● Exercise aim
Search the data for the string "Paste" and extract every line where it appears.

________

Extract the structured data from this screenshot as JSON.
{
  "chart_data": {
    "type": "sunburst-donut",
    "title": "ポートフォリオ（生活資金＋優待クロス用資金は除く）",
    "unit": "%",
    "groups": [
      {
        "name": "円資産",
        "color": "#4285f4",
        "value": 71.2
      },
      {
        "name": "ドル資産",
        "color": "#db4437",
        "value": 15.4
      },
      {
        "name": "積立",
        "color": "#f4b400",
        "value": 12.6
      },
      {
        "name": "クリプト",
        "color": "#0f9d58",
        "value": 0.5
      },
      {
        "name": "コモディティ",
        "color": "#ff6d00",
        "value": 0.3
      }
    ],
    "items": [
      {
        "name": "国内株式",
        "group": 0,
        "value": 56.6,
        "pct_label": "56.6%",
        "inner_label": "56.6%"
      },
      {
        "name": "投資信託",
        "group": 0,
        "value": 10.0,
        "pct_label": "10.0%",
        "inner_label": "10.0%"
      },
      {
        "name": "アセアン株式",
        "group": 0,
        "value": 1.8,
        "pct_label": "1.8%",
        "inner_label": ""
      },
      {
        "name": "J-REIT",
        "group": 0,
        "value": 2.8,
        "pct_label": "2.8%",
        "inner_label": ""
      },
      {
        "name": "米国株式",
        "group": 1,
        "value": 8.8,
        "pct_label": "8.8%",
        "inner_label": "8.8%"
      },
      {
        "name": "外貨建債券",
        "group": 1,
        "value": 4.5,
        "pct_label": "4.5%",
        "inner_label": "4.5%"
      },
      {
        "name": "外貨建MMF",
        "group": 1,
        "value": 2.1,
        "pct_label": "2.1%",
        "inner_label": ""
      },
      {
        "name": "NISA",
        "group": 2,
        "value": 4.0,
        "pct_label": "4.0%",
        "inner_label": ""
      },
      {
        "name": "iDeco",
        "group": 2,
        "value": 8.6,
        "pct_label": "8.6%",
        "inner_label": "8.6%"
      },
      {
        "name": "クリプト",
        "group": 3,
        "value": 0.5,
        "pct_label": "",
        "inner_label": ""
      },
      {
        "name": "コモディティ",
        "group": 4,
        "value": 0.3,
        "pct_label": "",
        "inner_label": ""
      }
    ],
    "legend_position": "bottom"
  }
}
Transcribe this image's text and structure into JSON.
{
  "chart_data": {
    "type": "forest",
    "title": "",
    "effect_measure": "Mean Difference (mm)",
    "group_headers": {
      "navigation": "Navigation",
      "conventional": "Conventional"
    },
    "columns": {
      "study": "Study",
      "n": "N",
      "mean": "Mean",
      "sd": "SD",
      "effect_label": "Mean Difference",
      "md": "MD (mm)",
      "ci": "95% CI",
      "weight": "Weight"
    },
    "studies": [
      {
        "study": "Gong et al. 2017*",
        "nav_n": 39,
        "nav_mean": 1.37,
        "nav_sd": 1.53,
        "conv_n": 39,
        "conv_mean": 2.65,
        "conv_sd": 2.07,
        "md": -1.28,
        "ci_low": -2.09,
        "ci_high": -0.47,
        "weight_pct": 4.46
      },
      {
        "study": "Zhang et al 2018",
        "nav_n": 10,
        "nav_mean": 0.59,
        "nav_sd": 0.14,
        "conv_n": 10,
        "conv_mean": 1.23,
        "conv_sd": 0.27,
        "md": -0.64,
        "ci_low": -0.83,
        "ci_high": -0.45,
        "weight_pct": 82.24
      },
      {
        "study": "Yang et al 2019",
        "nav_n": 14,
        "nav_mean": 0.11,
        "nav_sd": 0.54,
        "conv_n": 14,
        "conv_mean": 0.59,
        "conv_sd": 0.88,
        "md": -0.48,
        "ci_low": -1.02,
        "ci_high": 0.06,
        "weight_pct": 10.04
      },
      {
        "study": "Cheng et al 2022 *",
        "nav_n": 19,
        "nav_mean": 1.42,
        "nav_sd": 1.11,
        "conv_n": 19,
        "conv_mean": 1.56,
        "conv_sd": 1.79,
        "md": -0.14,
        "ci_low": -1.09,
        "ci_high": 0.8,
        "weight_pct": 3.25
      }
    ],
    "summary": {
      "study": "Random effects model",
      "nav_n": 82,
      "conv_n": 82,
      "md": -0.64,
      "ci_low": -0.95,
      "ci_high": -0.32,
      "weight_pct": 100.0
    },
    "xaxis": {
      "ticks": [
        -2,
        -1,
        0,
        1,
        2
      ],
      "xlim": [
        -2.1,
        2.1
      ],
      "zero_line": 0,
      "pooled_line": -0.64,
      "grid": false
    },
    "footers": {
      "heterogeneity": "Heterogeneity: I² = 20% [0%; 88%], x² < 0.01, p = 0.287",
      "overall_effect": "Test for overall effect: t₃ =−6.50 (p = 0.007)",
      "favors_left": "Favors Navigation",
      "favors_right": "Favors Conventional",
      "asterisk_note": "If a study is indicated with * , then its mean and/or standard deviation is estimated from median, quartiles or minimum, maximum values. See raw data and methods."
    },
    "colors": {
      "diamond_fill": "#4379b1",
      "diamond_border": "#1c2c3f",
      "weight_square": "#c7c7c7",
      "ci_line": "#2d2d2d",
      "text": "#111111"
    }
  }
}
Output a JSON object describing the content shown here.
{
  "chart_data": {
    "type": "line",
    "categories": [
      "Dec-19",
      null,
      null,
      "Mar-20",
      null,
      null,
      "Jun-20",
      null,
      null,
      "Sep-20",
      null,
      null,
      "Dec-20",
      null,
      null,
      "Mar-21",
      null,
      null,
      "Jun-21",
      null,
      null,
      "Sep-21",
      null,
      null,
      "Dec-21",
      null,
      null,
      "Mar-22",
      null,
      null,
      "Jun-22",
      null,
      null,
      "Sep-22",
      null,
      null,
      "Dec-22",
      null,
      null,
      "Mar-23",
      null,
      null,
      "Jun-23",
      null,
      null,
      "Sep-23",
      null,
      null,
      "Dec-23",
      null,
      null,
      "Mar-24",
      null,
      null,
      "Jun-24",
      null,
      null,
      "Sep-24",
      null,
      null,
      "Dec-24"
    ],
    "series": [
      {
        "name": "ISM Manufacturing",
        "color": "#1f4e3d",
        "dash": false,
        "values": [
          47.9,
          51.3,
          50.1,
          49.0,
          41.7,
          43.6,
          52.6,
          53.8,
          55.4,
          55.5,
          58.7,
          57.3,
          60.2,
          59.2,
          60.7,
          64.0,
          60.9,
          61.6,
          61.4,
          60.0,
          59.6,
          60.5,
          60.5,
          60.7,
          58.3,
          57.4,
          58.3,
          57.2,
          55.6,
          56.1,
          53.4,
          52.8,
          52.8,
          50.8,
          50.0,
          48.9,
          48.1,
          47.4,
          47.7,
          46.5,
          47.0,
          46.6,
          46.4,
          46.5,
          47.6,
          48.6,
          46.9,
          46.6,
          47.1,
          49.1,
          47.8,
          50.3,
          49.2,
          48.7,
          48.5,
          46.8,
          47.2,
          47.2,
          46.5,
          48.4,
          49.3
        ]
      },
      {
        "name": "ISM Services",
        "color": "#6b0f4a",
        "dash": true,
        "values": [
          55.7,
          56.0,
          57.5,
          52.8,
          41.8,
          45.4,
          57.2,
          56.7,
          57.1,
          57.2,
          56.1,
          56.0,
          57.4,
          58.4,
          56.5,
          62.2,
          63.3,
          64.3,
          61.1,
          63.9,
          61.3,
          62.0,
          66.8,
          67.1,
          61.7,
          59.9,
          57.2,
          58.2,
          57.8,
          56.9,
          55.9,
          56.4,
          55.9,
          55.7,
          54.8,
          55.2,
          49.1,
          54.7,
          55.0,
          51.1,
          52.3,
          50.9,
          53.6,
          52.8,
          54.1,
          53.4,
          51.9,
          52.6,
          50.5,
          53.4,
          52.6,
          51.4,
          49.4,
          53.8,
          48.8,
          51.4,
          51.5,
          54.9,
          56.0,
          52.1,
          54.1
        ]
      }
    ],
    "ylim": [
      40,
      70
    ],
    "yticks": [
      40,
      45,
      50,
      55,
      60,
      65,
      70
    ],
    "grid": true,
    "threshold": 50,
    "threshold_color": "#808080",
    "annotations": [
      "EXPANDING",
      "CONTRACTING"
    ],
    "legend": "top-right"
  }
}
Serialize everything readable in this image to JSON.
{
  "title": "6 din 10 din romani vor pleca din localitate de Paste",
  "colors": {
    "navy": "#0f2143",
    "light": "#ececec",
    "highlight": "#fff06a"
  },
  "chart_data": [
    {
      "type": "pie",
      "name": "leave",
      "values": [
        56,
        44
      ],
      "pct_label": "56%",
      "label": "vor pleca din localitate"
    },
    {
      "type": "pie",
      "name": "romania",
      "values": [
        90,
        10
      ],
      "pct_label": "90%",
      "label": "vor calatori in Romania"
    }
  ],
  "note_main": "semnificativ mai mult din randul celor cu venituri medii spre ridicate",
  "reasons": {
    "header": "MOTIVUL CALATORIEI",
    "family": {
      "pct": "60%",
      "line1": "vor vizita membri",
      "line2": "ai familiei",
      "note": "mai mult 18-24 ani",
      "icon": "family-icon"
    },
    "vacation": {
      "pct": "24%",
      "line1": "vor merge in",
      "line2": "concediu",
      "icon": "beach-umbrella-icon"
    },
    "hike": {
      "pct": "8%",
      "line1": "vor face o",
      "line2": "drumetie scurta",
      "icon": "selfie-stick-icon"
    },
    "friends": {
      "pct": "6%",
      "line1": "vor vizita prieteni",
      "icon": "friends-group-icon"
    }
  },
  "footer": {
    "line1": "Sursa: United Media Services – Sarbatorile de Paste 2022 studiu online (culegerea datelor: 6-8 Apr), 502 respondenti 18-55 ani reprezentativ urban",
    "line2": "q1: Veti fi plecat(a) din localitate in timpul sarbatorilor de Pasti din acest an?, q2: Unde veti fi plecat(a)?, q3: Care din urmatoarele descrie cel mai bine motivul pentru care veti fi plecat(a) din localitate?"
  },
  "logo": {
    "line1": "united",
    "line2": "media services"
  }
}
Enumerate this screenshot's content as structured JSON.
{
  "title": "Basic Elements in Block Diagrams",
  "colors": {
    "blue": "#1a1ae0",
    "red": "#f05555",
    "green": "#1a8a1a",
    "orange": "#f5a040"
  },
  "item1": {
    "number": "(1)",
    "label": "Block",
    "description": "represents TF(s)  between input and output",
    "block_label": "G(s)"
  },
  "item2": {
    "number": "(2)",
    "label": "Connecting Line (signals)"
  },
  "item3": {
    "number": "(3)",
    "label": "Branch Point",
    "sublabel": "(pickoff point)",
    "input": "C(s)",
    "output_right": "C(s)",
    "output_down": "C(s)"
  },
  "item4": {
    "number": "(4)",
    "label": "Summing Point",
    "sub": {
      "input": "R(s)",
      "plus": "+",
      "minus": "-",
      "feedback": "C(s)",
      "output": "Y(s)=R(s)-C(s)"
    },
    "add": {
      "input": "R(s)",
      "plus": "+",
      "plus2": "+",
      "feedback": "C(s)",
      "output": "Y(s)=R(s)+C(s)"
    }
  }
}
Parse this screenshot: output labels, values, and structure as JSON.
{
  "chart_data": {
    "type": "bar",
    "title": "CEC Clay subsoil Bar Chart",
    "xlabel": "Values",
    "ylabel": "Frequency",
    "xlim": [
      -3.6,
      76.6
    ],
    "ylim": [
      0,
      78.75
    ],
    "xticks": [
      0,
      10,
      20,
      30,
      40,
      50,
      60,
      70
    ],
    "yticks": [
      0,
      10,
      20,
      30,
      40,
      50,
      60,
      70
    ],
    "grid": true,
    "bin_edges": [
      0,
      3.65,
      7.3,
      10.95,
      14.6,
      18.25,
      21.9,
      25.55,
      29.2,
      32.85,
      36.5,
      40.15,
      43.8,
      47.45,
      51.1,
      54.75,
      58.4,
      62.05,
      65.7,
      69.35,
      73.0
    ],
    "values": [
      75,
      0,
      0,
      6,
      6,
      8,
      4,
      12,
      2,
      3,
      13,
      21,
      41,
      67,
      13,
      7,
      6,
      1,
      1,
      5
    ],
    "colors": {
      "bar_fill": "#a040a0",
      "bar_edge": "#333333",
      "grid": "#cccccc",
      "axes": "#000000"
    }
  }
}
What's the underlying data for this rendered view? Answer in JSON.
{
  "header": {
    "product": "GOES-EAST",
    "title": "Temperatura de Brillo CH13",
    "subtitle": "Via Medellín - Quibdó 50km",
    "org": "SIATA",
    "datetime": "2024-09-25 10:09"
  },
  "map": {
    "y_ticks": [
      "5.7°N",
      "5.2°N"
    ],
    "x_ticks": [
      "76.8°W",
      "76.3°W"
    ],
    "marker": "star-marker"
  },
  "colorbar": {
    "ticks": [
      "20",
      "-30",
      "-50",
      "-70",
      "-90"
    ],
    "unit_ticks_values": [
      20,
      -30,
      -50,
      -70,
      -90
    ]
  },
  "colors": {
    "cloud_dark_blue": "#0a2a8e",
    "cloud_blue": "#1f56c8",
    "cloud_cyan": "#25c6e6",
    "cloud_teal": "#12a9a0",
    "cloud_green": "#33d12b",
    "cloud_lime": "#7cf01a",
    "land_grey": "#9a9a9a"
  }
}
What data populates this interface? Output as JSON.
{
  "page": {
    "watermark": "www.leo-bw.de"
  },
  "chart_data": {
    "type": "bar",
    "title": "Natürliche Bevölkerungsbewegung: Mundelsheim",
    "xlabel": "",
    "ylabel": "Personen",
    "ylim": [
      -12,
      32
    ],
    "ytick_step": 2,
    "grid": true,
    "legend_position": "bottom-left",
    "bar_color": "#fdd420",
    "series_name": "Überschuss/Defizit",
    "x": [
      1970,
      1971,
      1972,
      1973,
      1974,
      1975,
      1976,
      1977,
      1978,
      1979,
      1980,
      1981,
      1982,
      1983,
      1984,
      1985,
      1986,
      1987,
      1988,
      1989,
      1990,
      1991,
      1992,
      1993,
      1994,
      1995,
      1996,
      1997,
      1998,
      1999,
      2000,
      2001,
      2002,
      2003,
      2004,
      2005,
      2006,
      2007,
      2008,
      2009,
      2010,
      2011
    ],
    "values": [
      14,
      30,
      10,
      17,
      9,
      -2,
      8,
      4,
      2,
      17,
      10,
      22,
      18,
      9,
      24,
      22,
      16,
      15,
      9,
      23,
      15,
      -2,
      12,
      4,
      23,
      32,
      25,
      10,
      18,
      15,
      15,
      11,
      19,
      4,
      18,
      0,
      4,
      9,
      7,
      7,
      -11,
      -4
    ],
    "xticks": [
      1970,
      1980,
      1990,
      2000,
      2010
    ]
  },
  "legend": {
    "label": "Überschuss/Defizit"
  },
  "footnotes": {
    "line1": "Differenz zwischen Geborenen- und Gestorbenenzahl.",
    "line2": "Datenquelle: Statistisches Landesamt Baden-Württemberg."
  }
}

________

● Output
  "title": "6 din 10 din romani vor pleca din localitate de Paste",
    "line1": "Sursa: United Media Services – Sarbatorile de Paste 2022 studiu online (culegerea datelor: 6-8 Apr), 502 respondenti 18-55 ani reprezentativ urban",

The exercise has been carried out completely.